TASK MATERIAL:

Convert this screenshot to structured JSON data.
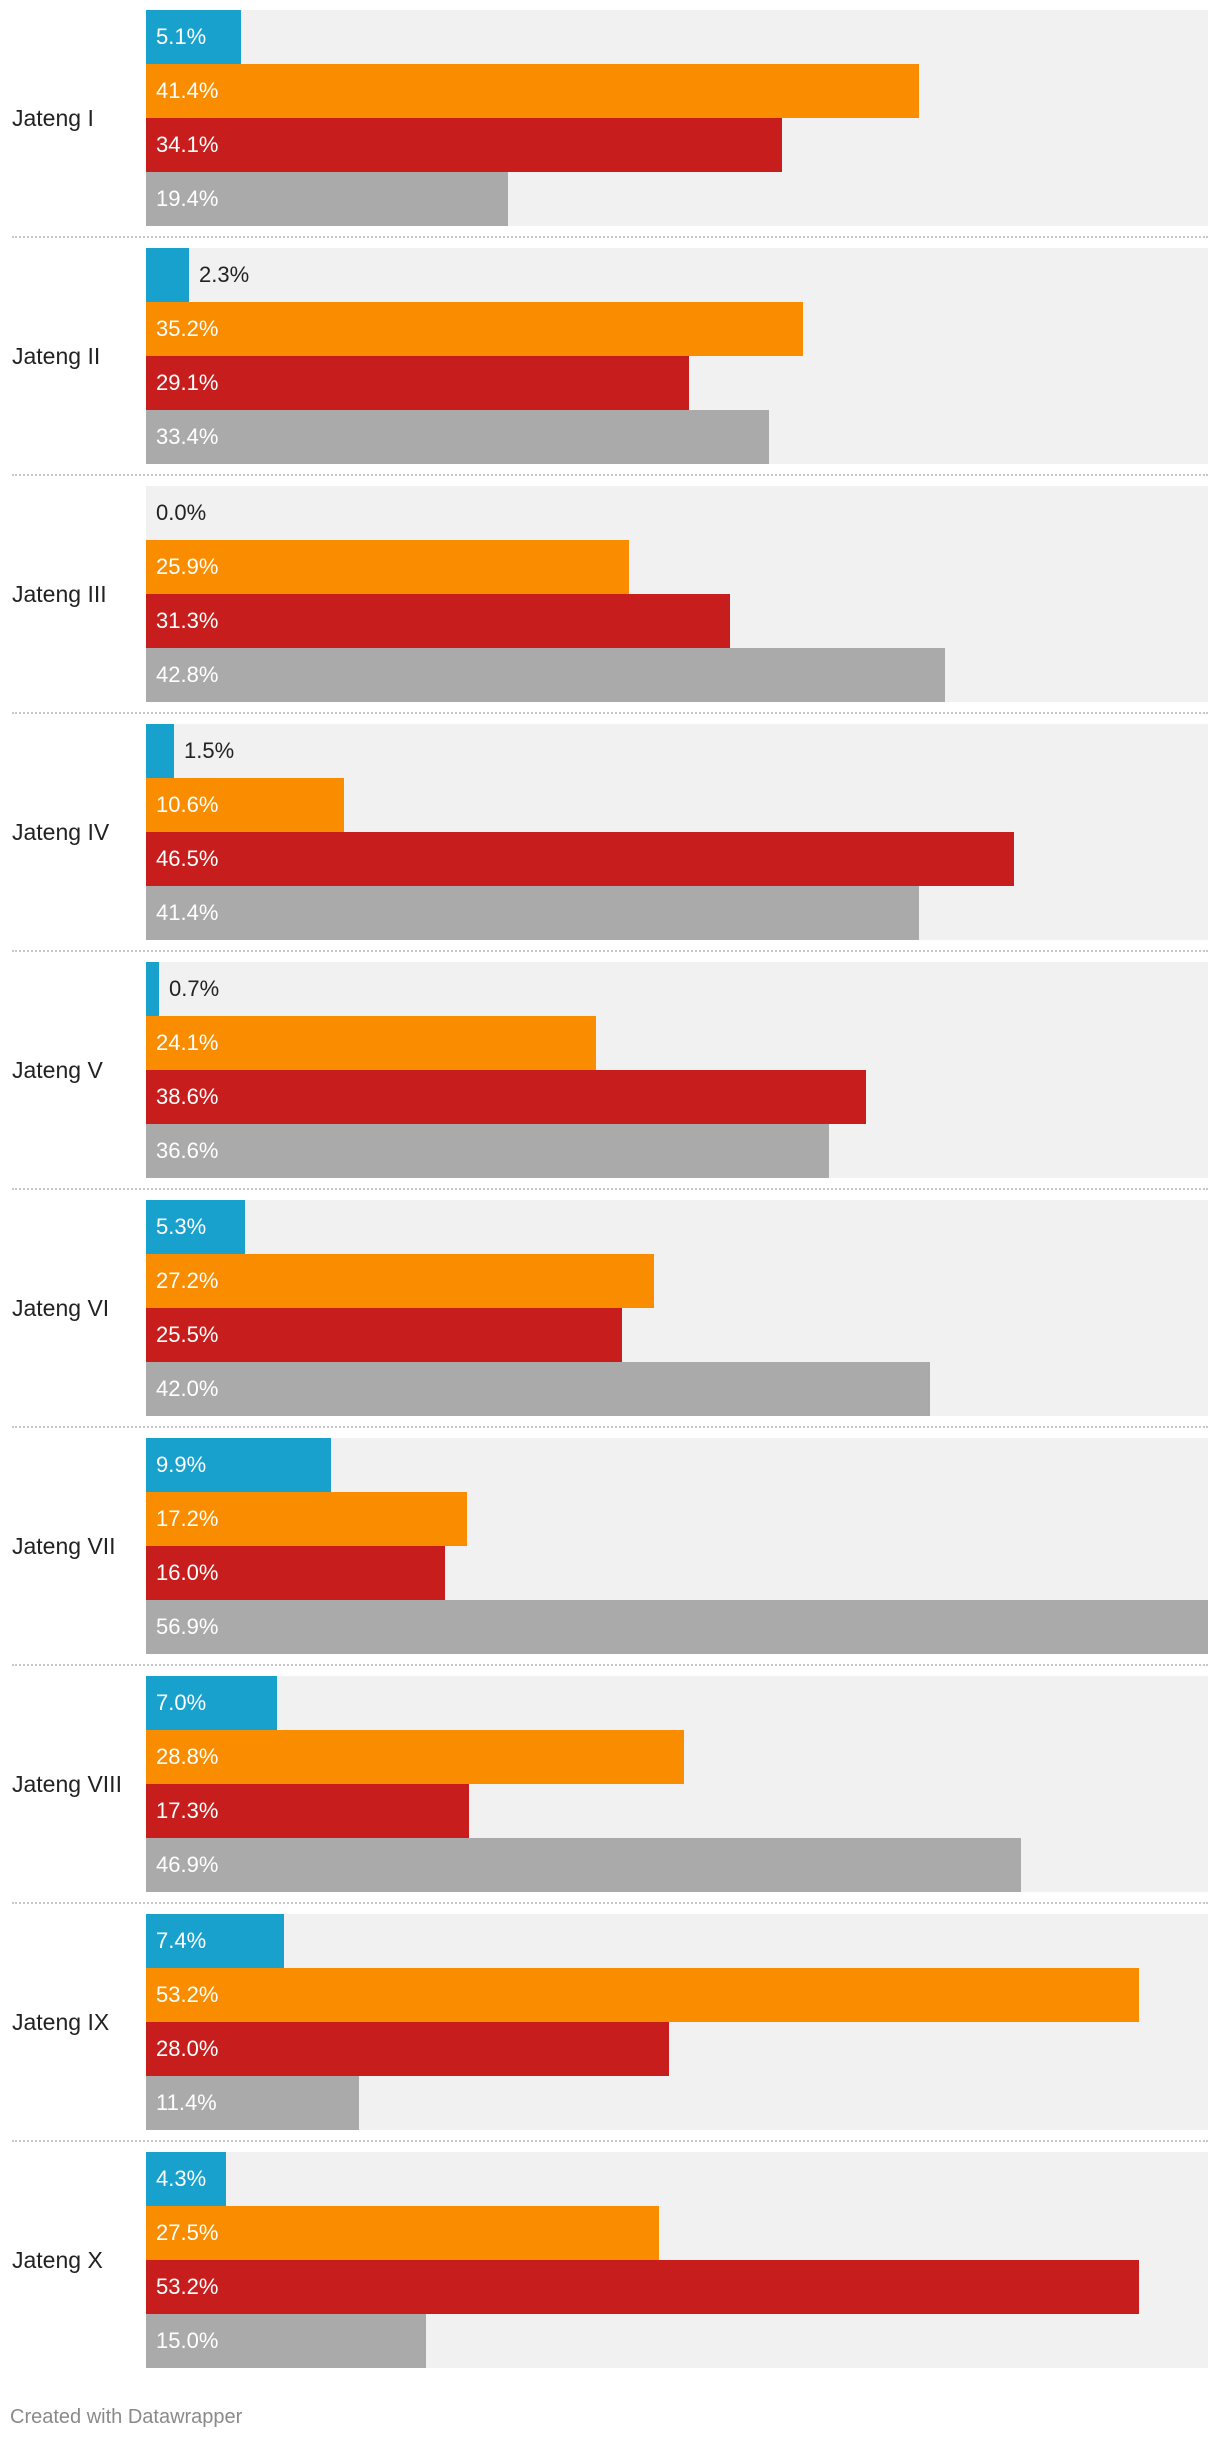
{
  "chart_data": {
    "type": "bar",
    "orientation": "horizontal",
    "grouped": true,
    "categories": [
      "Jateng I",
      "Jateng II",
      "Jateng III",
      "Jateng IV",
      "Jateng V",
      "Jateng VI",
      "Jateng VII",
      "Jateng VIII",
      "Jateng IX",
      "Jateng X"
    ],
    "series": [
      {
        "color": "#18a1cd",
        "values": [
          5.1,
          2.3,
          0.0,
          1.5,
          0.7,
          5.3,
          9.9,
          7.0,
          7.4,
          4.3
        ]
      },
      {
        "color": "#fa8c00",
        "values": [
          41.4,
          35.2,
          25.9,
          10.6,
          24.1,
          27.2,
          17.2,
          28.8,
          53.2,
          27.5
        ]
      },
      {
        "color": "#c71e1d",
        "values": [
          34.1,
          29.1,
          31.3,
          46.5,
          38.6,
          25.5,
          16.0,
          17.3,
          28.0,
          53.2
        ]
      },
      {
        "color": "#aaaaaa",
        "values": [
          19.4,
          33.4,
          42.8,
          41.4,
          36.6,
          42.0,
          56.9,
          46.9,
          11.4,
          15.0
        ]
      }
    ],
    "value_suffix": "%",
    "xlim": [
      0,
      56.9
    ],
    "grid": false
  },
  "footer": {
    "credit": "Created with Datawrapper"
  }
}
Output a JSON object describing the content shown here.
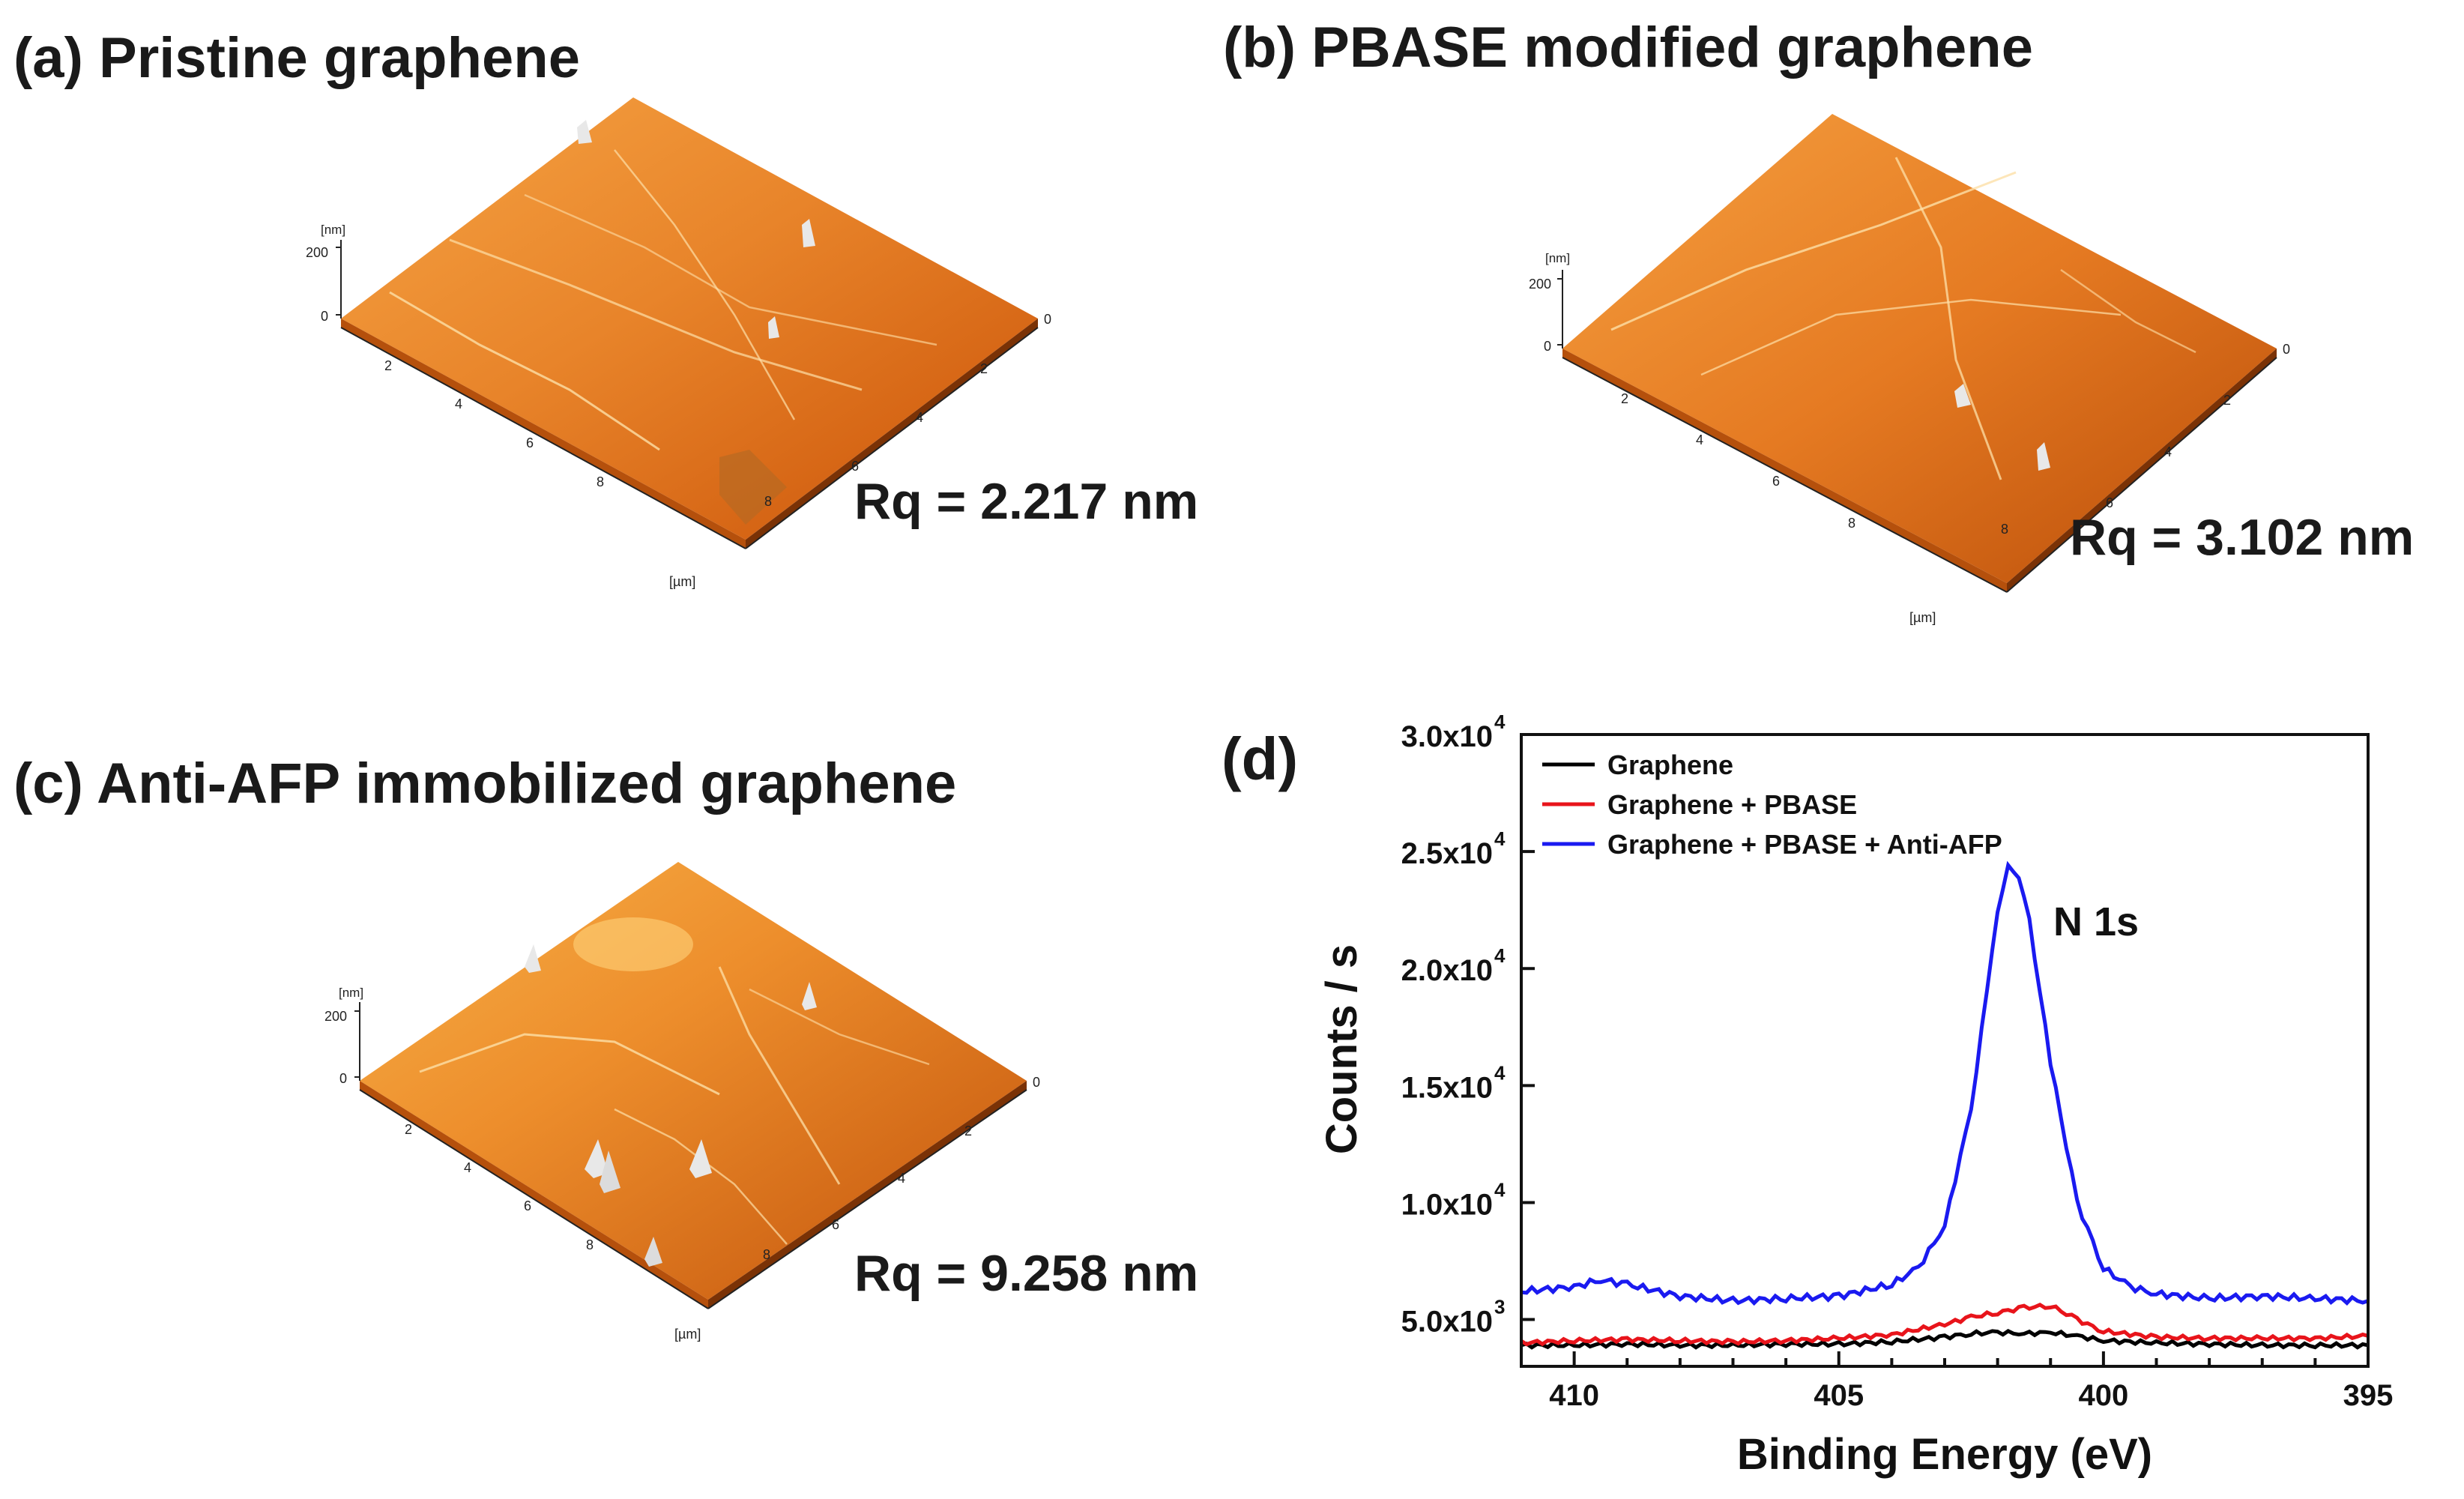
{
  "panels": [
    {
      "id": "a",
      "title": "(a)  Pristine graphene",
      "rq": "Rq = 2.217 nm",
      "z_unit": "[nm]",
      "z_ticks": [
        "200",
        "0"
      ],
      "xy_unit": "[µm]",
      "left_ticks": [
        "2",
        "4",
        "6",
        "8"
      ],
      "right_ticks": [
        "0",
        "2",
        "4",
        "6",
        "8"
      ]
    },
    {
      "id": "b",
      "title": "(b) PBASE modified graphene",
      "rq": "Rq = 3.102 nm",
      "z_unit": "[nm]",
      "z_ticks": [
        "200",
        "0"
      ],
      "xy_unit": "[µm]",
      "left_ticks": [
        "2",
        "4",
        "6",
        "8"
      ],
      "right_ticks": [
        "0",
        "2",
        "4",
        "6",
        "8"
      ]
    },
    {
      "id": "c",
      "title": "(c) Anti-AFP immobilized graphene",
      "rq": "Rq = 9.258 nm",
      "z_unit": "[nm]",
      "z_ticks": [
        "200",
        "0"
      ],
      "xy_unit": "[µm]",
      "left_ticks": [
        "2",
        "4",
        "6",
        "8"
      ],
      "right_ticks": [
        "0",
        "2",
        "4",
        "6",
        "8"
      ]
    }
  ],
  "xps": {
    "label": "(d)",
    "annotation": "N 1s",
    "colors": {
      "Graphene": "#000000",
      "Graphene + PBASE": "#e8141b",
      "Graphene + PBASE + Anti-AFP": "#1a1af0"
    }
  },
  "chart_data": {
    "type": "line",
    "xlabel": "Binding Energy (eV)",
    "ylabel": "Counts / s",
    "xlim": [
      411,
      395
    ],
    "ylim": [
      3000,
      30000
    ],
    "x_ticks": [
      "410",
      "405",
      "400",
      "395"
    ],
    "y_ticks": [
      {
        "base": "5.0x10",
        "exp": "3",
        "value": 5000
      },
      {
        "base": "1.0x10",
        "exp": "4",
        "value": 10000
      },
      {
        "base": "1.5x10",
        "exp": "4",
        "value": 15000
      },
      {
        "base": "2.0x10",
        "exp": "4",
        "value": 20000
      },
      {
        "base": "2.5x10",
        "exp": "4",
        "value": 25000
      },
      {
        "base": "3.0x10",
        "exp": "4",
        "value": 30000
      }
    ],
    "legend_position": "top-left",
    "series": [
      {
        "name": "Graphene",
        "x": [
          411,
          410,
          409,
          408,
          407,
          406,
          405,
          404,
          403,
          402.5,
          402,
          401.5,
          401,
          400.5,
          400,
          399,
          398,
          397,
          396,
          395
        ],
        "y": [
          3900,
          3900,
          3950,
          3900,
          3900,
          3950,
          3950,
          4050,
          4250,
          4400,
          4450,
          4400,
          4450,
          4300,
          4100,
          4000,
          3950,
          3900,
          3900,
          3900
        ]
      },
      {
        "name": "Graphene + PBASE",
        "x": [
          411,
          410,
          409,
          408,
          407,
          406,
          405,
          404,
          403,
          402.5,
          402,
          401.5,
          401,
          400.5,
          400,
          399,
          398,
          397,
          396,
          395
        ],
        "y": [
          4000,
          4100,
          4150,
          4100,
          4050,
          4100,
          4200,
          4350,
          4800,
          5100,
          5300,
          5500,
          5600,
          5000,
          4500,
          4250,
          4200,
          4200,
          4200,
          4300
        ]
      },
      {
        "name": "Graphene + PBASE + Anti-AFP",
        "x": [
          411,
          410,
          409.5,
          409,
          408,
          407,
          406,
          405,
          404,
          403.5,
          403,
          402.5,
          402.2,
          402,
          401.8,
          401.6,
          401.4,
          401,
          400.5,
          400,
          399.5,
          399,
          398,
          397,
          396,
          395
        ],
        "y": [
          6200,
          6400,
          6700,
          6500,
          6000,
          5800,
          5900,
          6000,
          6500,
          7200,
          9000,
          14000,
          19000,
          22500,
          24300,
          24000,
          22000,
          16000,
          10000,
          7200,
          6400,
          6100,
          5900,
          6000,
          5900,
          5800
        ]
      }
    ]
  }
}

PROBLEM DETAILS: Report the count of lines in the entries that contain the string "PBASE", and nothing besides it.

COMPLETED TASK: 5